(WHAT YOU WILL DO) Output all of the entries exactly as written.

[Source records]
· · · · · · ·

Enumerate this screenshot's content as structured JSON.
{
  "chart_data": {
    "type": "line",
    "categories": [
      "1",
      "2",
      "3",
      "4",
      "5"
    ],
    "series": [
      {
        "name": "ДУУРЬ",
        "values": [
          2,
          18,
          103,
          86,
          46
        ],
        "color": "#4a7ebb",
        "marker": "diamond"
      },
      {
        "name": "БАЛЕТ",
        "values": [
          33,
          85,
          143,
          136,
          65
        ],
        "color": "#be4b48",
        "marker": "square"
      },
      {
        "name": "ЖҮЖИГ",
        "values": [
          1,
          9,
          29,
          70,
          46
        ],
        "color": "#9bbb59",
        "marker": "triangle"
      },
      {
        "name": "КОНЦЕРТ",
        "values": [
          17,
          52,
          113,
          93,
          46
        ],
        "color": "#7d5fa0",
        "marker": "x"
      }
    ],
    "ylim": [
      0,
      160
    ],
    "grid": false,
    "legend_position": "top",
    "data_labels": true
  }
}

· · · · · · ·

(WRITTEN REPLY)
Enumerate this screenshot's content as structured JSON.
{
  "chart_data": {
    "type": "line",
    "categories": [
      "1",
      "2",
      "3",
      "4",
      "5"
    ],
    "series": [
      {
        "name": "ДУУРЬ",
        "values": [
          2,
          18,
          103,
          86,
          46
        ],
        "color": "#4a7ebb",
        "marker": "diamond"
      },
      {
        "name": "БАЛЕТ",
        "values": [
          33,
          85,
          143,
          136,
          65
        ],
        "color": "#be4b48",
        "marker": "square"
      },
      {
        "name": "ЖҮЖИГ",
        "values": [
          1,
          9,
          29,
          70,
          46
        ],
        "color": "#9bbb59",
        "marker": "triangle"
      },
      {
        "name": "КОНЦЕРТ",
        "values": [
          17,
          52,
          113,
          93,
          46
        ],
        "color": "#7d5fa0",
        "marker": "x"
      }
    ],
    "ylim": [
      0,
      160
    ],
    "grid": false,
    "legend_position": "top",
    "data_labels": true
  }
}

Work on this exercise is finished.